[Data excerpts]
+ + +

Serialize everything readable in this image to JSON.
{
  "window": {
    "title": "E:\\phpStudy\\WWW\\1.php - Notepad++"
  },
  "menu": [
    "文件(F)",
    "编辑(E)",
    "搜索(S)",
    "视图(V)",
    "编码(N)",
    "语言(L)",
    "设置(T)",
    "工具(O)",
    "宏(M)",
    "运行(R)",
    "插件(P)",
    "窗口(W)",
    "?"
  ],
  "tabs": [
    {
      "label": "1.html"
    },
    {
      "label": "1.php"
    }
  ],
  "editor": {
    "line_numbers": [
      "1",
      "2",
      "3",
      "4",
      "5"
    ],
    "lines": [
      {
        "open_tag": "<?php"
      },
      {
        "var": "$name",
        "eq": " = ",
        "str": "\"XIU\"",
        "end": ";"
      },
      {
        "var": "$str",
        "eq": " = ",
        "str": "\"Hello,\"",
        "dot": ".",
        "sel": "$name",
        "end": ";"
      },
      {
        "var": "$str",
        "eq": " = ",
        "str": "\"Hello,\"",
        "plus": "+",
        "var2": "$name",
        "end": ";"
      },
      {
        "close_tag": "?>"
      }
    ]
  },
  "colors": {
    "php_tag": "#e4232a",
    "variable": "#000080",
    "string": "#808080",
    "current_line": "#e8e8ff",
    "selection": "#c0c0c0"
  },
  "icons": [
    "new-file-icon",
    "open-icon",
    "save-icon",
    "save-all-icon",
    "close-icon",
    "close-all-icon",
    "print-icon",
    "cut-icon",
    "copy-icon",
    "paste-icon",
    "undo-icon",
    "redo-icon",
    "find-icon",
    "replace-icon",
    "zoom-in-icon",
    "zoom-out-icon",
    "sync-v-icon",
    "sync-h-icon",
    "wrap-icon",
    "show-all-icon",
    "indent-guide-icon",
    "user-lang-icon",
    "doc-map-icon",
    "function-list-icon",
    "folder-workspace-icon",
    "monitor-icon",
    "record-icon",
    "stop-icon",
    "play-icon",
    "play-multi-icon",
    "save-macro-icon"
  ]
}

+ + +

— EXERCISE AIM —
Search the listing for the word "save" and return each line that holds it.

— ANSWER TO THIS EXERCISE —
    "save-icon",
    "save-all-icon",
    "save-macro-icon"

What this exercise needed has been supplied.